* **Directions**
Show all lines that include the string "odeslána"; copy each one.

* **Dataset entries**
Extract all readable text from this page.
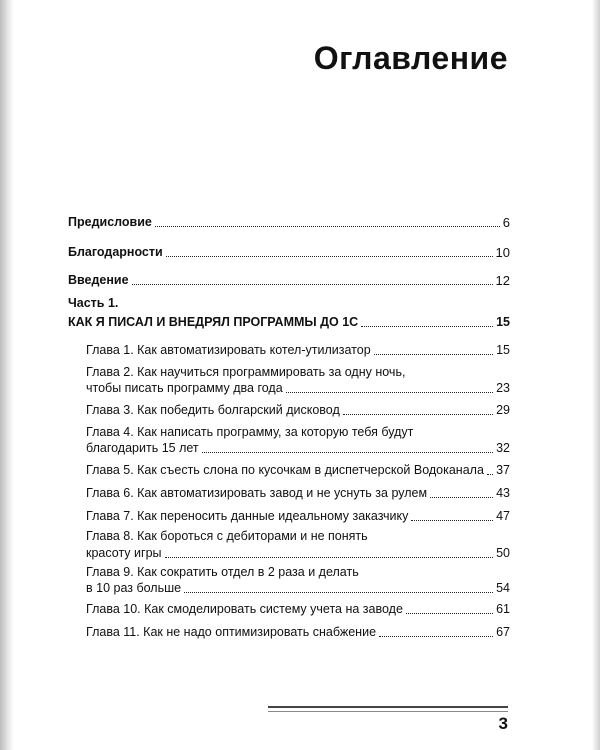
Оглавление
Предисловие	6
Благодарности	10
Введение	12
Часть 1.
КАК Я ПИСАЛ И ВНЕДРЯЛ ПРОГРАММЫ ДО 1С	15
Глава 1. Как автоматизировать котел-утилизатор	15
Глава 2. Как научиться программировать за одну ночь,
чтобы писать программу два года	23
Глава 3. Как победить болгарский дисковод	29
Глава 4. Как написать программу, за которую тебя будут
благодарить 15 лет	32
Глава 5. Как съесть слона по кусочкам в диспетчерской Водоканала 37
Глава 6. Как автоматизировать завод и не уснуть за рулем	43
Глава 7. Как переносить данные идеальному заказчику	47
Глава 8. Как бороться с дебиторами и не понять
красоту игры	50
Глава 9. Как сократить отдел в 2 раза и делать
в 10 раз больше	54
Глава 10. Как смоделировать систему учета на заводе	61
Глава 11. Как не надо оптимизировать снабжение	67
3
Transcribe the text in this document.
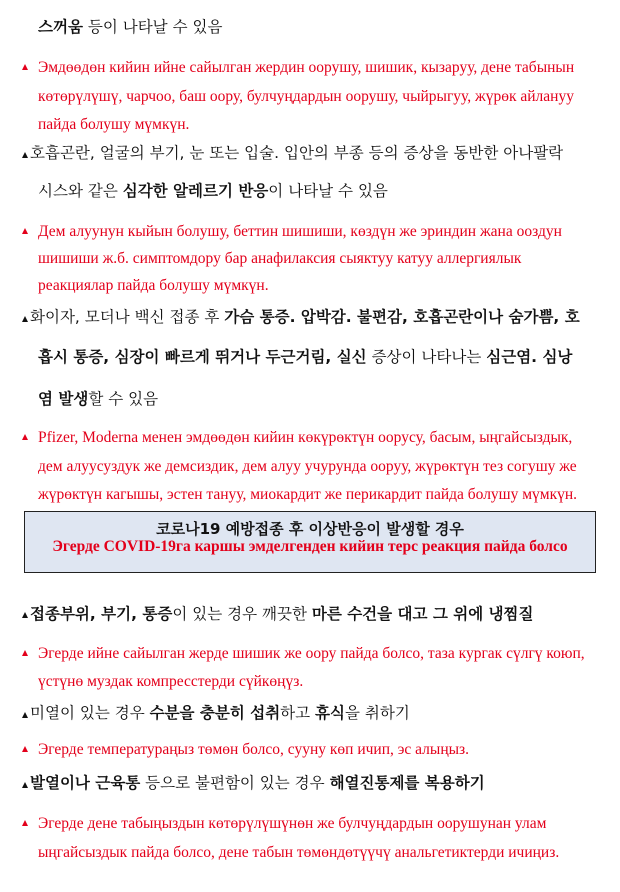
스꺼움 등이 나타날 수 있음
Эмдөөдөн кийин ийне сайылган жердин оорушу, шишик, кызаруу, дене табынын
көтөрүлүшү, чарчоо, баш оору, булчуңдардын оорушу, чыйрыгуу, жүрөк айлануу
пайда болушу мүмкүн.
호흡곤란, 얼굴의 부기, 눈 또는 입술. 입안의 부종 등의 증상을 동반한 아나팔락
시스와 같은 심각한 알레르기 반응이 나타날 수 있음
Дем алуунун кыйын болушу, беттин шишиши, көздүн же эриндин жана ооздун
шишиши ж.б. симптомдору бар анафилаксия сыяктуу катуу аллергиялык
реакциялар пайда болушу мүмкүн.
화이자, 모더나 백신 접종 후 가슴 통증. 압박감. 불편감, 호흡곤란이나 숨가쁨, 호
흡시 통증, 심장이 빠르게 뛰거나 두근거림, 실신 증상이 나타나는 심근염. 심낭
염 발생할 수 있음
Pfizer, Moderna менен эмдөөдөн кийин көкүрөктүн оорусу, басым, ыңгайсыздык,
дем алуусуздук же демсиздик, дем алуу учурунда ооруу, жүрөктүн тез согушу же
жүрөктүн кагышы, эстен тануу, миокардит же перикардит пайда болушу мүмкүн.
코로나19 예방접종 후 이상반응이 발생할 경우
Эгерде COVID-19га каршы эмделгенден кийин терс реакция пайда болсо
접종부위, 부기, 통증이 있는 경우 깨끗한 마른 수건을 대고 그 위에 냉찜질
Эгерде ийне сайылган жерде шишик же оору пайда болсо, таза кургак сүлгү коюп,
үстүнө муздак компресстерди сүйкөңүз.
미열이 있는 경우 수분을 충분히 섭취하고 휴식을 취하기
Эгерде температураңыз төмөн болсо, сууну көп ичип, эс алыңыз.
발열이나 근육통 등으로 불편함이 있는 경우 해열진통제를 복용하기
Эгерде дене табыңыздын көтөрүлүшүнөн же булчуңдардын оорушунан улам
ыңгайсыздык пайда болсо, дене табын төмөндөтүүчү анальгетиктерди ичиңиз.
...
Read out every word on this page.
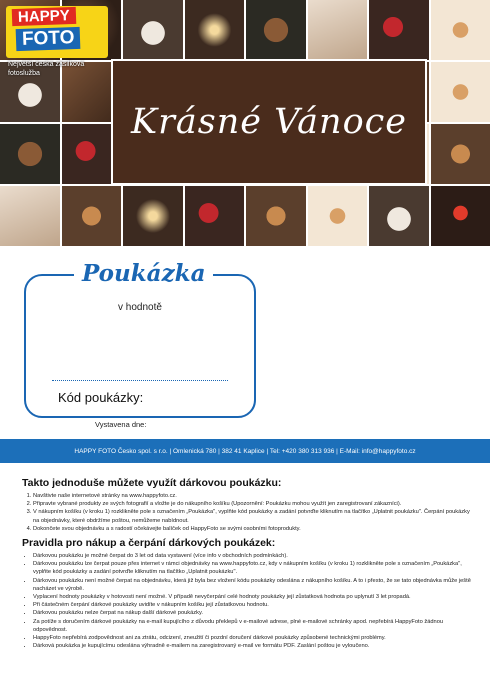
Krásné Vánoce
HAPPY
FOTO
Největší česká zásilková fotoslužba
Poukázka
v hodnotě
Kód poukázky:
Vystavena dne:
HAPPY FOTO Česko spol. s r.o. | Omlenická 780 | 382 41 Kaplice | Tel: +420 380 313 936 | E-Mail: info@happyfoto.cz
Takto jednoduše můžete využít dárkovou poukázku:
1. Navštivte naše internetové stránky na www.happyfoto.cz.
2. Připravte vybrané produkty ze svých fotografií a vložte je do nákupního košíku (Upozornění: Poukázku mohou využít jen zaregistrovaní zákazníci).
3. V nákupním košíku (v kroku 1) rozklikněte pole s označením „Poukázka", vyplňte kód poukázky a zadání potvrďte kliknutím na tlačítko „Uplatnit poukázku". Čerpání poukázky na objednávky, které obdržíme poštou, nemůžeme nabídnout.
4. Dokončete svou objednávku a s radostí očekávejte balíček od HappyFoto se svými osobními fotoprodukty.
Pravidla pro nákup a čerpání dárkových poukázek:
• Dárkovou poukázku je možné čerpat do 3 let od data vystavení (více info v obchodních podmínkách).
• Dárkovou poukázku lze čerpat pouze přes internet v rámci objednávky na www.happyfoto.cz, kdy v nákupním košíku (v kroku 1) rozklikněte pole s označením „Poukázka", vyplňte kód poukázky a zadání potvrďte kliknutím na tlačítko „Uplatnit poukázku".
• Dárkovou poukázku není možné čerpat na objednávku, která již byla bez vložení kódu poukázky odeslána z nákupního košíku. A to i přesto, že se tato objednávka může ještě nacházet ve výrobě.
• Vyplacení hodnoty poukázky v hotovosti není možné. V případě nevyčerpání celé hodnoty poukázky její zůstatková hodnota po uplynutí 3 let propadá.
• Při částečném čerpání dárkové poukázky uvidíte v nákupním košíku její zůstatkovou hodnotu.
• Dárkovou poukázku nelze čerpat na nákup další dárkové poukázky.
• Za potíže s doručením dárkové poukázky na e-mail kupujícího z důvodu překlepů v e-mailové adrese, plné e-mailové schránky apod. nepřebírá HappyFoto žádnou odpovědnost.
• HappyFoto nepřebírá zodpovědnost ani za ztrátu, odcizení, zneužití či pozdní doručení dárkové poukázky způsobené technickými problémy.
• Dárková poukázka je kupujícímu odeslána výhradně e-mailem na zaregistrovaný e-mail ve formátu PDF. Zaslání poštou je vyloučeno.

* **Answer to the problem**
• Dárkovou poukázku není možné čerpat na objednávku, která již byla bez vložení kódu poukázky odeslána z nákupního košíku. A to i přesto, že se tato objednávka může ještě nacházet ve výrobě.
• Dárková poukázka je kupujícímu odeslána výhradně e-mailem na zaregistrovaný e-mail ve formátu PDF. Zaslání poštou je vyloučeno.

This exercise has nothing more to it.